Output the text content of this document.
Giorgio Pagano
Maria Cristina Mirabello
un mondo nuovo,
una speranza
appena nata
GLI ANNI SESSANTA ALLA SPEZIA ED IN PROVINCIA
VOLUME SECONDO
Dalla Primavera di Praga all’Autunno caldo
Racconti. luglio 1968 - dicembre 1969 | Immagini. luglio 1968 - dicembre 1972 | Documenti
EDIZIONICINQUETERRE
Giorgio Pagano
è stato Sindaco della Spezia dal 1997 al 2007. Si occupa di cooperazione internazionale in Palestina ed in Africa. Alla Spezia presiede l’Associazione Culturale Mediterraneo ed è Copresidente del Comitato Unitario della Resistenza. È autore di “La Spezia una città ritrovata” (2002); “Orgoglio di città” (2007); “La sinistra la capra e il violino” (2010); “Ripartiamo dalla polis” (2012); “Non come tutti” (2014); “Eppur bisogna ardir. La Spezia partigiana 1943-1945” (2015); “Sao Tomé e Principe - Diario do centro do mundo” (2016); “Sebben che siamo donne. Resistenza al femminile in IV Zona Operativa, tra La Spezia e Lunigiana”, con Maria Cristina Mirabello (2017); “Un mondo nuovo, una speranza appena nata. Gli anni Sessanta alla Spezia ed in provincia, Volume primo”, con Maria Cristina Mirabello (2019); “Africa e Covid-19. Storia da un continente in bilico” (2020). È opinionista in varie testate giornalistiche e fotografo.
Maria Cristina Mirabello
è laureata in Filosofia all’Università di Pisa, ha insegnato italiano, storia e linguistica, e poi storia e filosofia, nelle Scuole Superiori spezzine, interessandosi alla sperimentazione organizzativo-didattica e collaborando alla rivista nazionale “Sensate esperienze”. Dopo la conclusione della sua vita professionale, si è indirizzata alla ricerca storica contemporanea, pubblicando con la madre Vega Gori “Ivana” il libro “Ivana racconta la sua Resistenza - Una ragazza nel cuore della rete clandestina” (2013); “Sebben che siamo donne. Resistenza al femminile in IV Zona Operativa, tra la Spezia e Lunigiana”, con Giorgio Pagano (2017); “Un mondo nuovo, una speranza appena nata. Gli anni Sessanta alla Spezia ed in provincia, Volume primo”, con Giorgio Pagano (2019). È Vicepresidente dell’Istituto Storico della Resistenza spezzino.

= AIM OF THE EXERCISE =
Print the listing above in full, exactly as it is.

= REPLY TO THE EXERCISE =
Output the text content of this document.
Giorgio Pagano
Maria Cristina Mirabello
un mondo nuovo,
una speranza
appena nata
GLI ANNI SESSANTA ALLA SPEZIA ED IN PROVINCIA
VOLUME SECONDO
Dalla Primavera di Praga all’Autunno caldo
Racconti. luglio 1968 - dicembre 1969 | Immagini. luglio 1968 - dicembre 1972 | Documenti
EDIZIONICINQUETERRE
Giorgio Pagano
è stato Sindaco della Spezia dal 1997 al 2007. Si occupa di cooperazione internazionale in Palestina ed in Africa. Alla Spezia presiede l’Associazione Culturale Mediterraneo ed è Copresidente del Comitato Unitario della Resistenza. È autore di “La Spezia una città ritrovata” (2002); “Orgoglio di città” (2007); “La sinistra la capra e il violino” (2010); “Ripartiamo dalla polis” (2012); “Non come tutti” (2014); “Eppur bisogna ardir. La Spezia partigiana 1943-1945” (2015); “Sao Tomé e Principe - Diario do centro do mundo” (2016); “Sebben che siamo donne. Resistenza al femminile in IV Zona Operativa, tra La Spezia e Lunigiana”, con Maria Cristina Mirabello (2017); “Un mondo nuovo, una speranza appena nata. Gli anni Sessanta alla Spezia ed in provincia, Volume primo”, con Maria Cristina Mirabello (2019); “Africa e Covid-19. Storia da un continente in bilico” (2020). È opinionista in varie testate giornalistiche e fotografo.
Maria Cristina Mirabello
è laureata in Filosofia all’Università di Pisa, ha insegnato italiano, storia e linguistica, e poi storia e filosofia, nelle Scuole Superiori spezzine, interessandosi alla sperimentazione organizzativo-didattica e collaborando alla rivista nazionale “Sensate esperienze”. Dopo la conclusione della sua vita professionale, si è indirizzata alla ricerca storica contemporanea, pubblicando con la madre Vega Gori “Ivana” il libro “Ivana racconta la sua Resistenza - Una ragazza nel cuore della rete clandestina” (2013); “Sebben che siamo donne. Resistenza al femminile in IV Zona Operativa, tra la Spezia e Lunigiana”, con Giorgio Pagano (2017); “Un mondo nuovo, una speranza appena nata. Gli anni Sessanta alla Spezia ed in provincia, Volume primo”, con Giorgio Pagano (2019). È Vicepresidente dell’Istituto Storico della Resistenza spezzino.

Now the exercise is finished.